> **STATED PROBLEM**:
Produce a verbatim copy of the entries listed below.

> **DATASET ROWS**:
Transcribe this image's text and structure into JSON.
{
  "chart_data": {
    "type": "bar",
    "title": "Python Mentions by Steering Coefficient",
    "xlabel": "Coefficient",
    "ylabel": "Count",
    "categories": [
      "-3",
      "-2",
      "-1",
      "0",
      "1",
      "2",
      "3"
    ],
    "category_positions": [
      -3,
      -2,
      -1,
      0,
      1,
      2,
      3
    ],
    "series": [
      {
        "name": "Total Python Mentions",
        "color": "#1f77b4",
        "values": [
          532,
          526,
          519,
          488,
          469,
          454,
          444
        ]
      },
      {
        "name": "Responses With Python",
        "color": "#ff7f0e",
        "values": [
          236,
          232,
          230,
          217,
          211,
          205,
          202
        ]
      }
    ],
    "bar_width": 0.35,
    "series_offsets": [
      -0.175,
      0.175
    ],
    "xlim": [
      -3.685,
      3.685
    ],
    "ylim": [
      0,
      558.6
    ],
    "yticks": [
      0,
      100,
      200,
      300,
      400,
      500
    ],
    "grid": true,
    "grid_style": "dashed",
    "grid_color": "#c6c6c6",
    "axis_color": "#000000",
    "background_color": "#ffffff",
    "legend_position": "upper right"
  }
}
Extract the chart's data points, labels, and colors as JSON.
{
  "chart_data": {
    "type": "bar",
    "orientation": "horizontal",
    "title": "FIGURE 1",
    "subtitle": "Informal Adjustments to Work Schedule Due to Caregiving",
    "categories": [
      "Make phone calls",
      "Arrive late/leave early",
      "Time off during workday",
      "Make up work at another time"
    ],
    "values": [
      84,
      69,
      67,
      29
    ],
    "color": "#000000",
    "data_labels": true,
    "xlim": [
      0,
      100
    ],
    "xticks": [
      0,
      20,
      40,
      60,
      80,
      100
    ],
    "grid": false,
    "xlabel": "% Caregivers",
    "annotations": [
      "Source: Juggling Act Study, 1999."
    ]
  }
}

> **SOLUTION TO THE PROBLEM**:
Transcribe this image's text and structure into JSON.
{
  "chart_data": {
    "type": "bar",
    "title": "Python Mentions by Steering Coefficient",
    "xlabel": "Coefficient",
    "ylabel": "Count",
    "categories": [
      "-3",
      "-2",
      "-1",
      "0",
      "1",
      "2",
      "3"
    ],
    "category_positions": [
      -3,
      -2,
      -1,
      0,
      1,
      2,
      3
    ],
    "series": [
      {
        "name": "Total Python Mentions",
        "color": "#1f77b4",
        "values": [
          532,
          526,
          519,
          488,
          469,
          454,
          444
        ]
      },
      {
        "name": "Responses With Python",
        "color": "#ff7f0e",
        "values": [
          236,
          232,
          230,
          217,
          211,
          205,
          202
        ]
      }
    ],
    "bar_width": 0.35,
    "series_offsets": [
      -0.175,
      0.175
    ],
    "xlim": [
      -3.685,
      3.685
    ],
    "ylim": [
      0,
      558.6
    ],
    "yticks": [
      0,
      100,
      200,
      300,
      400,
      500
    ],
    "grid": true,
    "grid_style": "dashed",
    "grid_color": "#c6c6c6",
    "axis_color": "#000000",
    "background_color": "#ffffff",
    "legend_position": "upper right"
  }
}
Extract the chart's data points, labels, and colors as JSON.
{
  "chart_data": {
    "type": "bar",
    "orientation": "horizontal",
    "title": "FIGURE 1",
    "subtitle": "Informal Adjustments to Work Schedule Due to Caregiving",
    "categories": [
      "Make phone calls",
      "Arrive late/leave early",
      "Time off during workday",
      "Make up work at another time"
    ],
    "values": [
      84,
      69,
      67,
      29
    ],
    "color": "#000000",
    "data_labels": true,
    "xlim": [
      0,
      100
    ],
    "xticks": [
      0,
      20,
      40,
      60,
      80,
      100
    ],
    "grid": false,
    "xlabel": "% Caregivers",
    "annotations": [
      "Source: Juggling Act Study, 1999."
    ]
  }
}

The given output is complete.